That, in itself, leads me to what I think IS a fundamental difficulty of logical systems in dealing with the way things are (or, more accurately, appear to be) or, at least, language-based logical systems. I find, in this area, philosophers taking wave-particle duality or the concept of the “Dirac sea” as supporting ideas of fundamental inconsistency or fundamental rift, and comment as a Physicist that neither of them seems to me to support those ideas. What they more reasonably support for me is the superiority of ideas of uncertainty and of probability over deterministic concepts and the view that natural language and the concepts we have in it fail miserably to describe adequately the way things behave at quantum levels (the oft-quoted “shut up and do the maths” line which many quantum physicists have used is here indicative that the maths, which is itself a logical system, works a lot better than does natural language…)
There IS, therefore, a rather fundamental rift in human thinking, but it seems to me to derive from our binary way of thinking rather than from anything fundamental. What is fundamental seems to be something more like fuzziness, at least at the smallest scales we can investigate.

## RECORDS PROVIDED:
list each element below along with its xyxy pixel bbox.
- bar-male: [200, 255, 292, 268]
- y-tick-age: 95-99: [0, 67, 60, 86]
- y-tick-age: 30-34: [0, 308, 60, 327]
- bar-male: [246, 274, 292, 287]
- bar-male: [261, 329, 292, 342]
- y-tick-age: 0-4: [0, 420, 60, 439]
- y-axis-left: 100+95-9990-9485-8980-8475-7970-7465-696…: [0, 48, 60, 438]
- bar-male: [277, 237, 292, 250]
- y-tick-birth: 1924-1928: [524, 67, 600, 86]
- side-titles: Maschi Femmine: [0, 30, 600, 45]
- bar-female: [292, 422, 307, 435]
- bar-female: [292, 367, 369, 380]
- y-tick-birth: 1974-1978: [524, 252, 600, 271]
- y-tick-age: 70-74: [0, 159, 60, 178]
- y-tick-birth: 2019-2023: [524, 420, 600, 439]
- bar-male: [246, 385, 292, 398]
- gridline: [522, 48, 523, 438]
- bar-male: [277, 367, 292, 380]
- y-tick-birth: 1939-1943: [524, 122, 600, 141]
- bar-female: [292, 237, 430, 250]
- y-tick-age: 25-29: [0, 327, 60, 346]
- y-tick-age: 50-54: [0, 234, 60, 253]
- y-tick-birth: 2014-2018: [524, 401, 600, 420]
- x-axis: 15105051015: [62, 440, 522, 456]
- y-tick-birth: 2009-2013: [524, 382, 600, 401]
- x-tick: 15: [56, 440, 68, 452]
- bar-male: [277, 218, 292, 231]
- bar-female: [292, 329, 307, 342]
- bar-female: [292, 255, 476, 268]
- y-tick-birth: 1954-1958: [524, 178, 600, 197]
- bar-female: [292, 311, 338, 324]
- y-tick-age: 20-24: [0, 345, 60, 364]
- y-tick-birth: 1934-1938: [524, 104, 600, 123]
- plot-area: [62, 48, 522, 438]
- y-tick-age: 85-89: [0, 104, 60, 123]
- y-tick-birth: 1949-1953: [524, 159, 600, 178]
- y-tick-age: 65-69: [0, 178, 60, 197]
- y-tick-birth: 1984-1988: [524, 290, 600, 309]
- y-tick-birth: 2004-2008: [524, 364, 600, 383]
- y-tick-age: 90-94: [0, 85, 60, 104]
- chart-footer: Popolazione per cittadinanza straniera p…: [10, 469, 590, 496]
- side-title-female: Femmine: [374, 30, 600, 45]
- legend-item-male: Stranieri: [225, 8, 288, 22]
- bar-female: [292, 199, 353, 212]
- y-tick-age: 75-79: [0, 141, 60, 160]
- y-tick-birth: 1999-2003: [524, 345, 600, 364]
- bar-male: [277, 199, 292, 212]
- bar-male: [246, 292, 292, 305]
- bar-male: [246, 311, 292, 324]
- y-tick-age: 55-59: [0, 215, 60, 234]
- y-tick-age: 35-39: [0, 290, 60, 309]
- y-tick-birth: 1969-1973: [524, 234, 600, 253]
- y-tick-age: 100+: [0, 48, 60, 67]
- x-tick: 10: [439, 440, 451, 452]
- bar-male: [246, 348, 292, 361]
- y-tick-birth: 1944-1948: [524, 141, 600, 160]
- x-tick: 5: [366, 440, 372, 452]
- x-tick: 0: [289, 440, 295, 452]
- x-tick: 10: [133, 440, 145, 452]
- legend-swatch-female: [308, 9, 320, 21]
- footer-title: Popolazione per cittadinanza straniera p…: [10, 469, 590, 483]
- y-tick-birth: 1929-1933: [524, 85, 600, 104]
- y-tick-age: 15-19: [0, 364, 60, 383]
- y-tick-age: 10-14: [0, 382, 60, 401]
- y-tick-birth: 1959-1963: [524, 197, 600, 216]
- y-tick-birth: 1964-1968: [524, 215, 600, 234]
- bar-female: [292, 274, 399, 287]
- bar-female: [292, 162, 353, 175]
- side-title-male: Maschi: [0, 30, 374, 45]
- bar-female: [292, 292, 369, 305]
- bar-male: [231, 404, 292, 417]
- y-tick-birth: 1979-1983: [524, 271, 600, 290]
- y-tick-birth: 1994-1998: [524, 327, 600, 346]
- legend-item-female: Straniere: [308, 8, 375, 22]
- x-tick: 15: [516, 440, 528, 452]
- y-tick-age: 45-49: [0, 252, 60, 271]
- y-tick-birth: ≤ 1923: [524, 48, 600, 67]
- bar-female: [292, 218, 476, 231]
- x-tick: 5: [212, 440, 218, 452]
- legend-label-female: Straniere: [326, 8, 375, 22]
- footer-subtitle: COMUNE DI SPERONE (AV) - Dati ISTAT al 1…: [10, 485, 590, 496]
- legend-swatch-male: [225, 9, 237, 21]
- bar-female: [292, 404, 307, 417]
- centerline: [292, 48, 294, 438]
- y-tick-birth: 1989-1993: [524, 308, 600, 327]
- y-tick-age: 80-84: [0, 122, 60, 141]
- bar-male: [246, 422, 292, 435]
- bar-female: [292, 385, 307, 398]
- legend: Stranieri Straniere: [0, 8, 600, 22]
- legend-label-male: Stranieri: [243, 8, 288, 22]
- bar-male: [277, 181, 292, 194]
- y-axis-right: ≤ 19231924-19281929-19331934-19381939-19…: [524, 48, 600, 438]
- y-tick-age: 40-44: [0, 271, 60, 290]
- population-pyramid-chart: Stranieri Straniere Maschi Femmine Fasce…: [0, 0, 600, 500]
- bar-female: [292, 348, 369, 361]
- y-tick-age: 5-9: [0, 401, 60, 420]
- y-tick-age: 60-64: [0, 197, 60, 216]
...
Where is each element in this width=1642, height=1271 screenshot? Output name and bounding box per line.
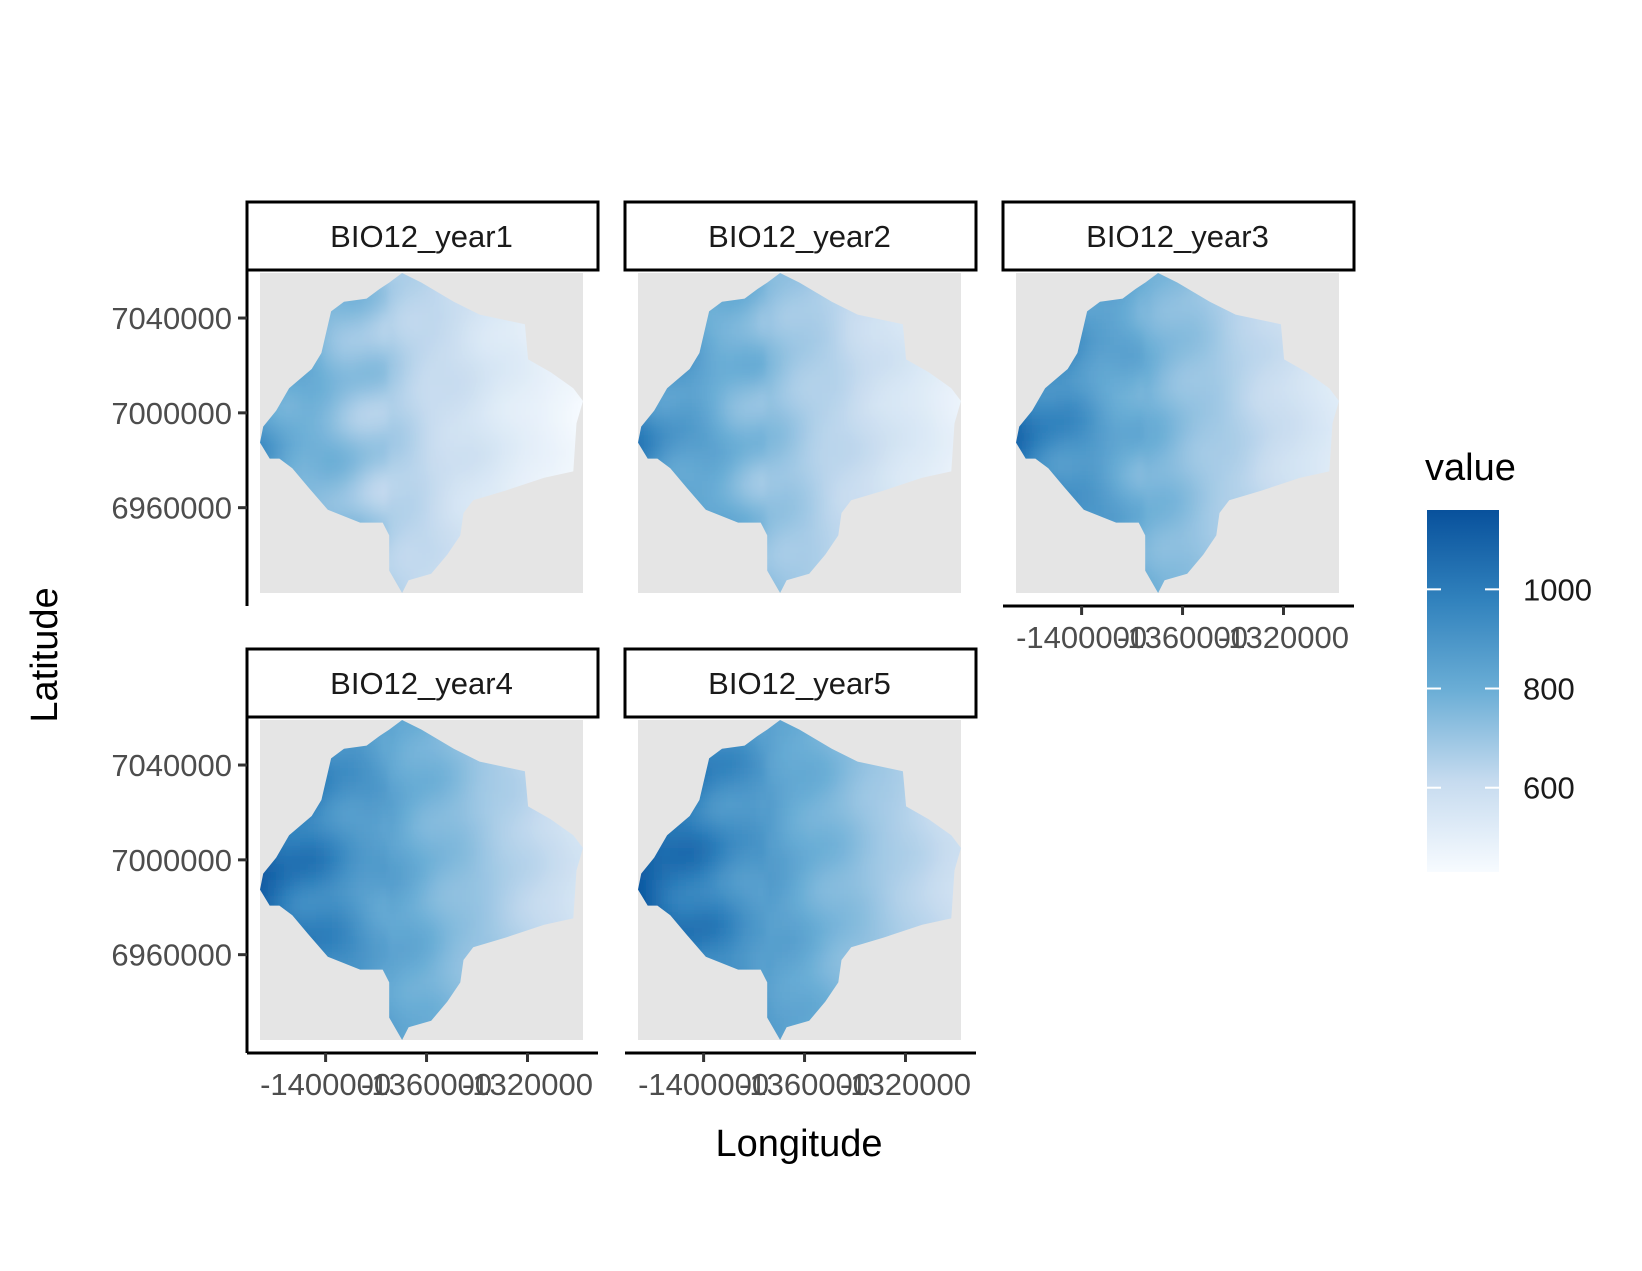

## TASK INSTRUCTIONS:
1. Please write out the part of the passage on logic and quantum physics starting at "There IS, therefore, a" and ending at "we can investigate.".
2. According to the passage on logic and quantum physics, what does the rift in human thinking derive from?
The items come from a separate source from the passage on logic and quantum physics.

## PER-TASK OUTPUTS:
1.
There IS, therefore, a rather fundamental rift in human thinking, but it seems to me to derive from our binary way of thinking rather than from anything fundamental. What is fundamental seems to be something more like fuzziness, at least at the smallest scales we can investigate.

2. It derives from our binary way of thinking rather than from anything fundamental.